_TASK SET_
1) Answer these questions from the discussion of Fluent string migration:
(a) What priority was assigned?
(b) For how long, according to the discussion, had some of the strings resurfaced by migrations gone unexamined?
(c) In which tool are the strings fixed?
2) Reproduce the stretch of the Fluent migration discussion from "All that in" through "of our stack.", word for word.

_EXTRACTED TEXT_
· · · ·

If I observe an increase of scenarios where #1 is needed for FTL only in the meantime, I may have to write a python-fluent one-off script to just move messages between files on my own.
Priority: -- → P3
Let me put on record that re-migrating strings doesn't come for free. 

It involves me writing scripts, comparing existing FTL values with the result of the re-migration, and fixing strings in Pontoon. 

All that in order to avoid asking localizers to fix strings a second time, if they didn't fix the original strings in DTDs and properties after the first migration (they should have, but I can't run after them with a stick). And it's not uncommon to see fixes, because migrations resurface strings that haven't been looked at for 10 years (I found a typo myself).

It really bothers me that all discussions seem to ignore that, just because it doesn't come out as "let's find resources to code this". 

That's the second time we need this in a week, and I have no way to tell if that's an exception.
I totally agree with you Flod. I'm sorry we didn't put it more explicitly but I believe in the whole discussion we do recognize the cost of lack of FTL->FTL migration, and the per-case cost of using current fluent.migrate to workaround missing components of our stack.

From what Axel is saying, this is not a new problem, it's been raised and requested by the engineering teams for a long time nad we never managed to address it. The only difference is that we now have a new l10n system, and expectations for it are higher including "this will resolve all the major woes from the past" so it's additionally disappointing when we encounter cases where we don't have resources to properly prioritize it and address.

> That's the second time we need this in a week, and I have no way to tell if that's an exception.

It is not. The whole Fluent migration is going to be filled with such refactors, and quite frankly, would also be much, much easier if we would have the FTL->FTL migrations because now every decision in DTD->FTL is a huge one because it sets in stone things we may not fully understand yet, but we won't be able to fix later.
I already see places where the code moved around and l10n stayed because the lack of it and now I'm in the pickle because I'm migrating the scope of the code, but some strings should really be in different places.

· · · ·

_INFORMATION SUPPLIED_
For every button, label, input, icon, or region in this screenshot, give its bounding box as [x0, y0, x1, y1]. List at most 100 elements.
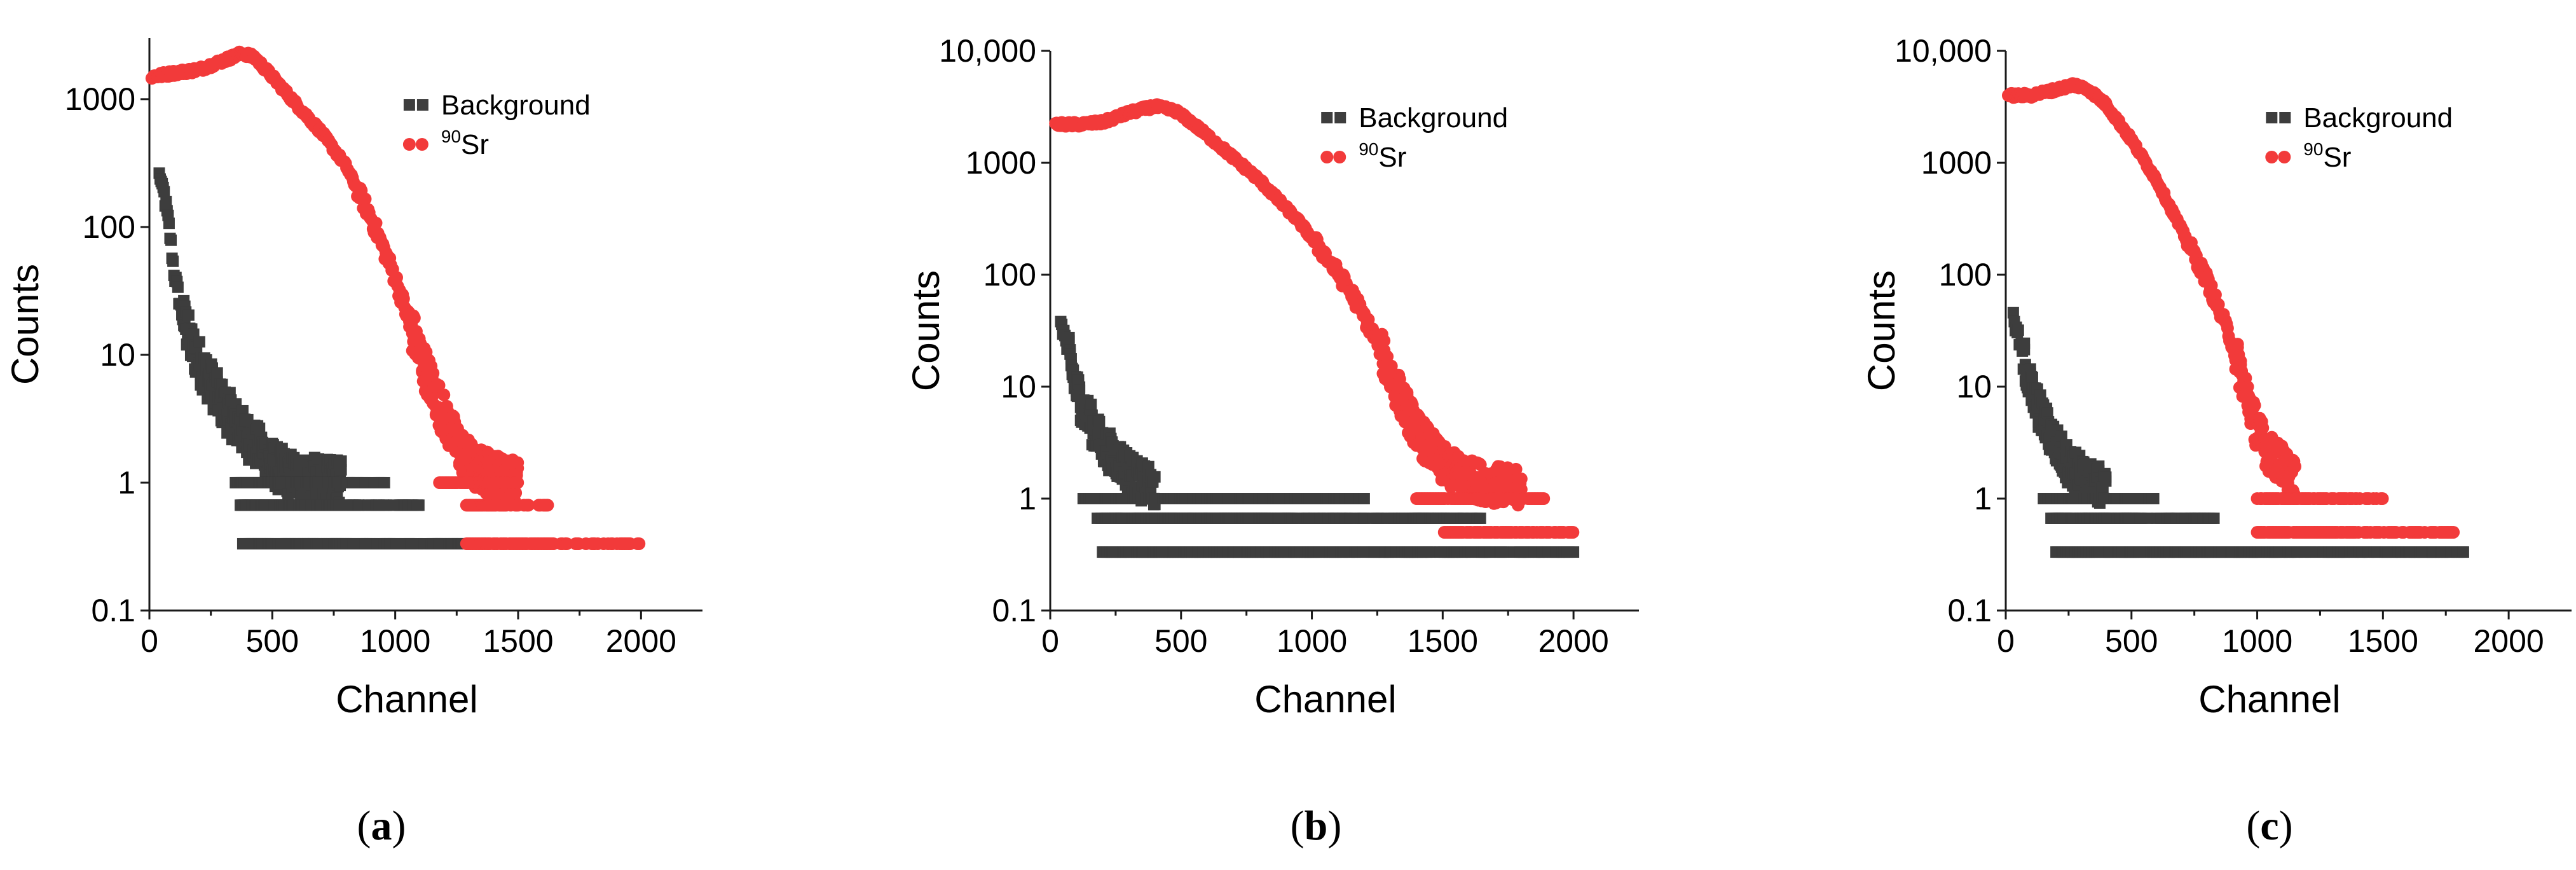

· · · ·

_COMPLETE ANSWERS_
1)
(a) P3
(b) 10 years
(c) Pontoon

2)
All that in order to avoid asking localizers to fix strings a second time, if they didn't fix the original strings in DTDs and properties after the first migration (they should have, but I can't run after them with a stick). And it's not uncommon to see fixes, because migrations resurface strings that haven't been looked at for 10 years (I found a typo myself).

It really bothers me that all discussions seem to ignore that, just because it doesn't come out as "let's find resources to code this". 

That's the second time we need this in a week, and I have no way to tell if that's an exception.
I totally agree with you Flod. I'm sorry we didn't put it more explicitly but I believe in the whole discussion we do recognize the cost of lack of FTL->FTL migration, and the per-case cost of using current fluent.migrate to workaround missing components of our stack.